**SELECTED EXCERPT**

--- START ---

# *NEW* deep dimension fish tanks



## primetime3wise

I guess PERFECTO has a new line of 36" deep tanks they have just recently come out with. Read about it on another site:

36X36X27 150 GALLON
48X36X27 200 GALLON
60X36X27 250 GALLON
72X36X27 300 GALLON

they are listed also on the marineland website, also:

http://www.marineland.com/sites/Marineland...00&mid=3228

i dunno if they are the same brand? does marineland own the perfecto line?

regardless, i think it is great news for piranha fans, as time and time again i read about both individual and shoals of piranhas become more comfortable, active, and less skittish in standard 180g tanks, with 24" depth. i think my shoal of golds would thrive in one of those 250g tanks w/ even more depth than a 180g. i just hope one of my LFSs carries them soon.









also, could be good news for those interested in breeding, the harder to breed, species...caribe, terns, gold macs/spilos

of course the biggest drawback is the size and $$$...and getting it through your doorway and into your house/apt.





















would have to turn it on the side w/ the 27" height prolly

i already see the question coming up..."Can i put 2 rhoms in my 300g tank??".







:rasp:

thoughts?


----------



## fishguy1313

you would need a step ladder to clean the S.O.B. I say boo! I wouldn't argue with somebody giving me one for free though!


----------



## cobrafox46

Man I would love to have one of those. I was watching a vid on youtube with one and it looks awesome. I love how they can swim deep into the tank. I want one really bad. Where are the prices?


----------



## Piranha Dan

The 36x36x27 would be cool to have, almost like a cube. Good luck reaching the back wall though lol. I have to stand on a chair to reach the back of my 48x24x24.


----------



## angeli697

3ft deep. u can pretty much go swimmin in it. lol


----------



## MoJoe

yeah it'd be like this:


----------



## NegativeSpin

www.tydpoolmarine.com

The above website has some extra wide tanks as well.


----------



## primetime3wise

yikes i was reading over $1200+, maybe closer to $1800 for the 300g tank only!

you'd probably have to put the tank like 2 feet from your walls to be able to clean it.

--- END ---

**INSTRUCTIONS**
a) In the fish tank thread, what does the poster who owns a 48x24x24 tank have to stand on to reach its back?
b) Reproduce the part of the fish tank thread starting with "regardless, i think" and going on through "carries them soon.".

**ITEMS**

--- START ---

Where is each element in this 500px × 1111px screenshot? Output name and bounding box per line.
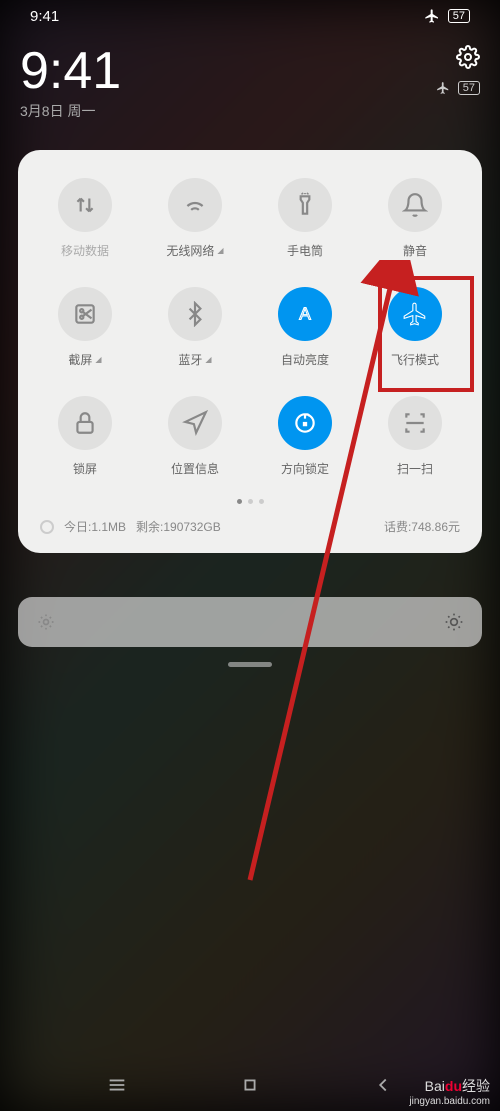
usage-bill: 话费:748.86元 xyxy=(384,518,460,535)
location-icon xyxy=(182,410,208,436)
bell-icon xyxy=(402,192,428,218)
auto-brightness-icon: A xyxy=(292,301,318,327)
tile-label: 位置信息 xyxy=(171,460,219,477)
brightness-low-icon xyxy=(36,612,56,632)
scissors-icon xyxy=(72,301,98,327)
tile-mobile-data[interactable]: 移动数据 xyxy=(30,178,140,259)
tile-bluetooth[interactable]: 蓝牙◢ xyxy=(140,287,250,368)
tile-label: 锁屏 xyxy=(73,460,97,477)
nav-menu-icon[interactable] xyxy=(106,1074,128,1096)
lock-icon xyxy=(72,410,98,436)
tile-wifi[interactable]: 无线网络◢ xyxy=(140,178,250,259)
usage-today: 今日:1.1MB xyxy=(64,518,126,535)
tile-auto-brightness[interactable]: A 自动亮度 xyxy=(250,287,360,368)
svg-text:A: A xyxy=(299,303,311,323)
tile-label: 自动亮度 xyxy=(281,351,329,368)
tile-mute[interactable]: 静音 xyxy=(360,178,470,259)
scan-icon xyxy=(402,410,428,436)
tile-label: 截屏◢ xyxy=(68,351,101,368)
airplane-icon xyxy=(424,8,440,24)
airplane-icon-small xyxy=(436,81,450,95)
tile-label: 无线网络◢ xyxy=(166,242,223,259)
flashlight-icon xyxy=(292,192,318,218)
brightness-slider[interactable] xyxy=(18,597,482,647)
status-bar: 9:41 57 xyxy=(0,0,500,32)
tile-lock[interactable]: 锁屏 xyxy=(30,396,140,477)
data-icon xyxy=(72,192,98,218)
status-time: 9:41 xyxy=(30,8,59,25)
quick-settings-panel: 移动数据 无线网络◢ 手电筒 静音 截屏◢ 蓝牙◢ A 自动亮度 飞行模式 xyxy=(18,150,482,553)
usage-circle-icon xyxy=(40,520,54,534)
data-usage-row[interactable]: 今日:1.1MB 剩余:190732GB 话费:748.86元 xyxy=(30,518,470,535)
tile-label: 静音 xyxy=(403,242,427,259)
annotation-highlight xyxy=(378,276,474,392)
tile-label: 方向锁定 xyxy=(281,460,329,477)
tile-rotation-lock[interactable]: 方向锁定 xyxy=(250,396,360,477)
usage-remaining: 剩余:190732GB xyxy=(136,518,221,535)
tile-label: 扫一扫 xyxy=(397,460,433,477)
clock-time: 9:41 xyxy=(20,45,121,97)
rotation-lock-icon xyxy=(292,410,318,436)
header: 9:41 3月8日 周一 57 xyxy=(20,45,480,121)
page-indicator xyxy=(30,499,470,504)
tile-flashlight[interactable]: 手电筒 xyxy=(250,178,360,259)
date-text: 3月8日 周一 xyxy=(20,101,121,121)
panel-handle[interactable] xyxy=(228,662,272,667)
nav-back-icon[interactable] xyxy=(372,1074,394,1096)
battery-badge-small: 57 xyxy=(458,81,480,95)
settings-icon[interactable] xyxy=(456,45,480,69)
nav-home-icon[interactable] xyxy=(239,1074,261,1096)
tile-screenshot[interactable]: 截屏◢ xyxy=(30,287,140,368)
battery-badge: 57 xyxy=(448,9,470,23)
tile-scan[interactable]: 扫一扫 xyxy=(360,396,470,477)
watermark: Baidu经验 jingyan.baidu.com xyxy=(409,1076,490,1107)
tile-label: 蓝牙◢ xyxy=(178,351,211,368)
wifi-icon xyxy=(182,192,208,218)
bluetooth-icon xyxy=(182,301,208,327)
brightness-high-icon xyxy=(444,612,464,632)
tile-label: 手电筒 xyxy=(287,242,323,259)
tile-location[interactable]: 位置信息 xyxy=(140,396,250,477)
tile-label: 移动数据 xyxy=(61,242,109,259)
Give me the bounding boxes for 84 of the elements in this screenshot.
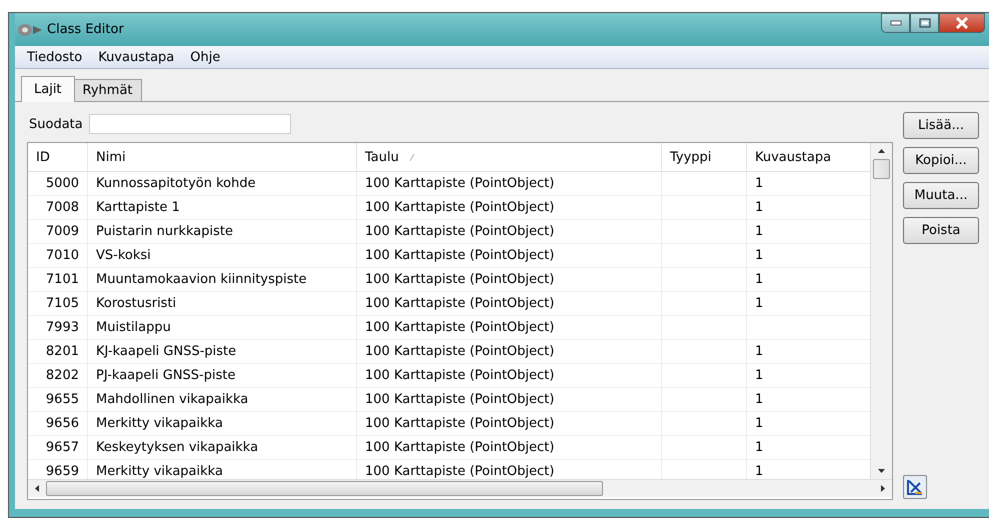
app-icon <box>17 22 43 38</box>
table-cell: Muistilappu <box>96 320 171 335</box>
table-cell: Karttapiste 1 <box>96 200 180 215</box>
menu-item[interactable]: Tiedosto <box>19 50 90 64</box>
tab[interactable]: Lajit <box>21 76 75 102</box>
window-title: Class Editor <box>47 22 124 37</box>
table-cell: 100 Karttapiste (PointObject) <box>365 392 554 407</box>
filter-field[interactable] <box>88 114 291 134</box>
vertical-scrollbar[interactable] <box>870 143 892 479</box>
table-cell: 100 Karttapiste (PointObject) <box>365 320 554 335</box>
maximize-button[interactable] <box>910 13 939 33</box>
table-cell: 1 <box>755 344 764 359</box>
menu-item[interactable]: Ohje <box>182 50 228 64</box>
table-cell: 1 <box>755 224 764 239</box>
table-cell: 100 Karttapiste (PointObject) <box>365 344 554 359</box>
table-cell: 1 <box>755 176 764 191</box>
table-cell: 100 Karttapiste (PointObject) <box>365 272 554 287</box>
table-cell: 5000 <box>46 176 79 191</box>
table-cell: Mahdollinen vikapaikka <box>96 392 248 407</box>
column-header[interactable]: Nimi <box>88 143 357 171</box>
maximize-icon <box>918 18 930 28</box>
table-cell: 7010 <box>46 248 79 263</box>
table-cell: KJ-kaapeli GNSS-piste <box>96 344 236 359</box>
table-cell: 8202 <box>46 368 79 383</box>
column-header[interactable]: Kuvaustapa <box>747 143 870 171</box>
table-cell: Korostusristi <box>96 296 176 311</box>
action-button[interactable]: Poista <box>903 217 979 244</box>
table-cell: 1 <box>755 248 764 263</box>
tab[interactable]: Ryhmät <box>74 79 142 101</box>
table-cell: VS-koksi <box>96 248 151 263</box>
close-button[interactable] <box>939 13 985 33</box>
column-header[interactable]: Tyyppi <box>662 143 747 171</box>
table-cell: 100 Karttapiste (PointObject) <box>365 296 554 311</box>
table-cell: 100 Karttapiste (PointObject) <box>365 416 554 431</box>
table-cell: 1 <box>755 368 764 383</box>
table-cell: 9655 <box>46 392 79 407</box>
up-arrow-icon <box>878 149 885 153</box>
table-cell: 1 <box>755 392 764 407</box>
column-header[interactable]: Taulu <box>357 143 662 171</box>
table-cell: 1 <box>755 296 764 311</box>
table-cell: 7105 <box>46 296 79 311</box>
table-cell: 1 <box>755 200 764 215</box>
table-cell: 100 Karttapiste (PointObject) <box>365 464 554 479</box>
table-cell: Keskeytyksen vikapaikka <box>96 440 258 455</box>
down-arrow-icon <box>878 469 885 473</box>
table-cell: 100 Karttapiste (PointObject) <box>365 224 554 239</box>
table-cell: Merkitty vikapaikka <box>96 464 223 479</box>
filter-label: Suodata <box>29 116 83 132</box>
table-cell: 7993 <box>46 320 79 335</box>
table-cell: 9656 <box>46 416 79 431</box>
table-cell: Kunnossapitotyön kohde <box>96 176 256 191</box>
table-cell: 7008 <box>46 200 79 215</box>
table-cell: 8201 <box>46 344 79 359</box>
minimize-icon <box>890 20 902 26</box>
table-cell: 1 <box>755 272 764 287</box>
menu-item[interactable]: Kuvaustapa <box>90 50 182 64</box>
minimize-button[interactable] <box>881 13 910 33</box>
table-cell: PJ-kaapeli GNSS-piste <box>96 368 236 383</box>
left-arrow-icon <box>35 485 39 492</box>
close-icon <box>955 17 969 29</box>
table-cell: 7009 <box>46 224 79 239</box>
table-cell: Puistarin nurkkapiste <box>96 224 233 239</box>
horizontal-scrollbar[interactable] <box>28 479 892 497</box>
table-cell: 100 Karttapiste (PointObject) <box>365 176 554 191</box>
table-cell: 100 Karttapiste (PointObject) <box>365 368 554 383</box>
table-cell: 1 <box>755 464 764 479</box>
table-cell: 100 Karttapiste (PointObject) <box>365 440 554 455</box>
action-button[interactable]: Muuta... <box>903 182 979 209</box>
action-button[interactable]: Kopioi... <box>903 147 979 174</box>
drawing-tool-button[interactable] <box>903 475 927 499</box>
table-cell: 1 <box>755 416 764 431</box>
table-cell: 100 Karttapiste (PointObject) <box>365 200 554 215</box>
scroll-thumb[interactable] <box>46 481 603 496</box>
table-cell: Merkitty vikapaikka <box>96 416 223 431</box>
right-arrow-icon <box>881 485 885 492</box>
column-header[interactable]: ID <box>28 143 88 171</box>
action-button[interactable]: Lisää... <box>903 112 979 139</box>
table-cell: 7101 <box>46 272 79 287</box>
table-cell: 100 Karttapiste (PointObject) <box>365 248 554 263</box>
table-cell: 9659 <box>46 464 79 479</box>
table-cell: 9657 <box>46 440 79 455</box>
scroll-thumb[interactable] <box>873 159 890 179</box>
table-cell: Muuntamokaavion kiinnityspiste <box>96 272 307 287</box>
table-cell: 1 <box>755 440 764 455</box>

--- END ---

**RESPONSES TO THE TASKS**
a) A chair.

b)
regardless, i think it is great news for piranha fans, as time and time again i read about both individual and shoals of piranhas become more comfortable, active, and less skittish in standard 180g tanks, with 24" depth. i think my shoal of golds would thrive in one of those 250g tanks w/ even more depth than a 180g. i just hope one of my LFSs carries them soon.